Work to be completed: Go over the data and keep only the lines that include "served".

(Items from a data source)

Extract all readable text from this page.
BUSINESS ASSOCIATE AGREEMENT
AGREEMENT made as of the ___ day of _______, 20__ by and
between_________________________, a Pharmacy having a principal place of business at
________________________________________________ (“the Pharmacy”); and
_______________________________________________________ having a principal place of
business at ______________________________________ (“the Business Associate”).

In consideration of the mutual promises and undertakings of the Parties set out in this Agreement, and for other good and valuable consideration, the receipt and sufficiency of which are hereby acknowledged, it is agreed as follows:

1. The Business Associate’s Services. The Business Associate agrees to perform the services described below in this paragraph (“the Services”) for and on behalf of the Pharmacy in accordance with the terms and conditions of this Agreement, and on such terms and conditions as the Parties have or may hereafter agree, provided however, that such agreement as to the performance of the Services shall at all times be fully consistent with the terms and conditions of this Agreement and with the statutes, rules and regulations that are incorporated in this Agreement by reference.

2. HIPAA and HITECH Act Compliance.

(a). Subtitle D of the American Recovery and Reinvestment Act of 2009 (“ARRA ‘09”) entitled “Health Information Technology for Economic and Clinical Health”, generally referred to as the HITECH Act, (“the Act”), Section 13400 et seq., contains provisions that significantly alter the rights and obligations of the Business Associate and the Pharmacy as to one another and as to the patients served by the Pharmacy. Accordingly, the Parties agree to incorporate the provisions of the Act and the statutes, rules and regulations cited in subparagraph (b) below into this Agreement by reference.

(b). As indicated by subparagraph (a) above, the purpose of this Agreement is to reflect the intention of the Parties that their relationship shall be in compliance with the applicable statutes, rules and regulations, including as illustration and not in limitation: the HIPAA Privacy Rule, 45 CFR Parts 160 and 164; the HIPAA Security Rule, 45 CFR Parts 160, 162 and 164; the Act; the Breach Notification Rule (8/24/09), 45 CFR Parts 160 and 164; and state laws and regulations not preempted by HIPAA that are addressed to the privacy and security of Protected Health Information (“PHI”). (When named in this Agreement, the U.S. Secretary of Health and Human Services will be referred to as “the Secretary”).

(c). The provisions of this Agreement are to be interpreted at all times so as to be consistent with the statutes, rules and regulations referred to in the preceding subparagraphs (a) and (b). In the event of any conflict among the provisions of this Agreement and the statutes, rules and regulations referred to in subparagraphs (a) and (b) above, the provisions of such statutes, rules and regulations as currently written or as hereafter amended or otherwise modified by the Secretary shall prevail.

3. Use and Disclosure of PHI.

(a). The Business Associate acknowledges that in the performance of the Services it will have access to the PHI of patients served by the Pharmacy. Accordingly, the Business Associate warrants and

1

Output of the exercise:
(a). Subtitle D of the American Recovery and Reinvestment Act of 2009 (“ARRA ‘09”) entitled “Health Information Technology for Economic and Clinical Health”, generally referred to as the HITECH Act, (“the Act”), Section 13400 et seq., contains provisions that significantly alter the rights and obligations of the Business Associate and the Pharmacy as to one another and as to the patients served by the Pharmacy. Accordingly, the Parties agree to incorporate the provisions of the Act and the statutes, rules and regulations cited in subparagraph (b) below into this Agreement by reference.
(a). The Business Associate acknowledges that in the performance of the Services it will have access to the PHI of patients served by the Pharmacy. Accordingly, the Business Associate warrants and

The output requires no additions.